TASK INPUTS ▸

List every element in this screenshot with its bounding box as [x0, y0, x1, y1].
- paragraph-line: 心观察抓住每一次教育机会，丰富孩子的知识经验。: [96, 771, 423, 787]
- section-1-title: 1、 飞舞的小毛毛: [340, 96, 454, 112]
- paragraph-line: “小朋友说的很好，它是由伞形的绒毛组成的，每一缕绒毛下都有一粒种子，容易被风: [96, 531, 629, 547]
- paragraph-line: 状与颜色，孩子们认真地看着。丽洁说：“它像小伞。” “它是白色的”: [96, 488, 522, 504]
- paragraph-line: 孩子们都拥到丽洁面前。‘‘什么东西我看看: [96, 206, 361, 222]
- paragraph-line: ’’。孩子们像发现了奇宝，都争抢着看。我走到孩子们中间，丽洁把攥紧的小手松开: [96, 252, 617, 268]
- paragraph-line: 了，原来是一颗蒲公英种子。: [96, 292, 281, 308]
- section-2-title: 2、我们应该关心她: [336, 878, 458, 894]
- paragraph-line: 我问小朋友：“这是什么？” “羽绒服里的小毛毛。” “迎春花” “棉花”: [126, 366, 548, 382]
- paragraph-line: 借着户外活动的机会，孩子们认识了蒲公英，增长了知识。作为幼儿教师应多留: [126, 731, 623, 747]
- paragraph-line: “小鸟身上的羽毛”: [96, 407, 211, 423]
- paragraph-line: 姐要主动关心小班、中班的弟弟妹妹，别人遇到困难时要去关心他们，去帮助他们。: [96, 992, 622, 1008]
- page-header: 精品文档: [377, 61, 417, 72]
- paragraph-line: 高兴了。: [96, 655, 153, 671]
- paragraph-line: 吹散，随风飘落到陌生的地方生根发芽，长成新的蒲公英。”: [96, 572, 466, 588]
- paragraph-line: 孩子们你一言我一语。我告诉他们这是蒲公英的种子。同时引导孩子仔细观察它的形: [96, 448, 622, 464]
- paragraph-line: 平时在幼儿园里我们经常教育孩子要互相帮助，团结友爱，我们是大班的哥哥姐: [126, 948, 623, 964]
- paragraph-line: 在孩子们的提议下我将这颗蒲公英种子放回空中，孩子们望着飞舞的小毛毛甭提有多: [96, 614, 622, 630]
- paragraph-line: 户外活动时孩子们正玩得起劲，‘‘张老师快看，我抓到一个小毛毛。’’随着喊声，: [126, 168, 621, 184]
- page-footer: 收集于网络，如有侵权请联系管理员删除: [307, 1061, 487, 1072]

GIVEN TASK ▸ Reproduce every line of the material, changing each "paragraph-line" to "text-line" and leaving everything else unchanged.

EXPECTED OUTPUT ▸
List every element in this screenshot with its bounding box as [x0, y0, x1, y1].
- text-line: 心观察抓住每一次教育机会，丰富孩子的知识经验。: [96, 771, 423, 787]
- section-1-title: 1、 飞舞的小毛毛: [340, 96, 454, 112]
- text-line: “小朋友说的很好，它是由伞形的绒毛组成的，每一缕绒毛下都有一粒种子，容易被风: [96, 531, 629, 547]
- text-line: 状与颜色，孩子们认真地看着。丽洁说：“它像小伞。” “它是白色的”: [96, 488, 522, 504]
- text-line: 孩子们都拥到丽洁面前。‘‘什么东西我看看: [96, 206, 361, 222]
- text-line: ’’。孩子们像发现了奇宝，都争抢着看。我走到孩子们中间，丽洁把攥紧的小手松开: [96, 252, 617, 268]
- text-line: 了，原来是一颗蒲公英种子。: [96, 292, 281, 308]
- section-2-title: 2、我们应该关心她: [336, 878, 458, 894]
- text-line: 我问小朋友：“这是什么？” “羽绒服里的小毛毛。” “迎春花” “棉花”: [126, 366, 548, 382]
- text-line: 借着户外活动的机会，孩子们认识了蒲公英，增长了知识。作为幼儿教师应多留: [126, 731, 623, 747]
- text-line: “小鸟身上的羽毛”: [96, 407, 211, 423]
- text-line: 姐要主动关心小班、中班的弟弟妹妹，别人遇到困难时要去关心他们，去帮助他们。: [96, 992, 622, 1008]
- page-header: 精品文档: [377, 61, 417, 72]
- text-line: 高兴了。: [96, 655, 153, 671]
- text-line: 吹散，随风飘落到陌生的地方生根发芽，长成新的蒲公英。”: [96, 572, 466, 588]
- text-line: 孩子们你一言我一语。我告诉他们这是蒲公英的种子。同时引导孩子仔细观察它的形: [96, 448, 622, 464]
- text-line: 平时在幼儿园里我们经常教育孩子要互相帮助，团结友爱，我们是大班的哥哥姐: [126, 948, 623, 964]
- text-line: 在孩子们的提议下我将这颗蒲公英种子放回空中，孩子们望着飞舞的小毛毛甭提有多: [96, 614, 622, 630]
- text-line: 户外活动时孩子们正玩得起劲，‘‘张老师快看，我抓到一个小毛毛。’’随着喊声，: [126, 168, 621, 184]
- page-footer: 收集于网络，如有侵权请联系管理员删除: [307, 1061, 487, 1072]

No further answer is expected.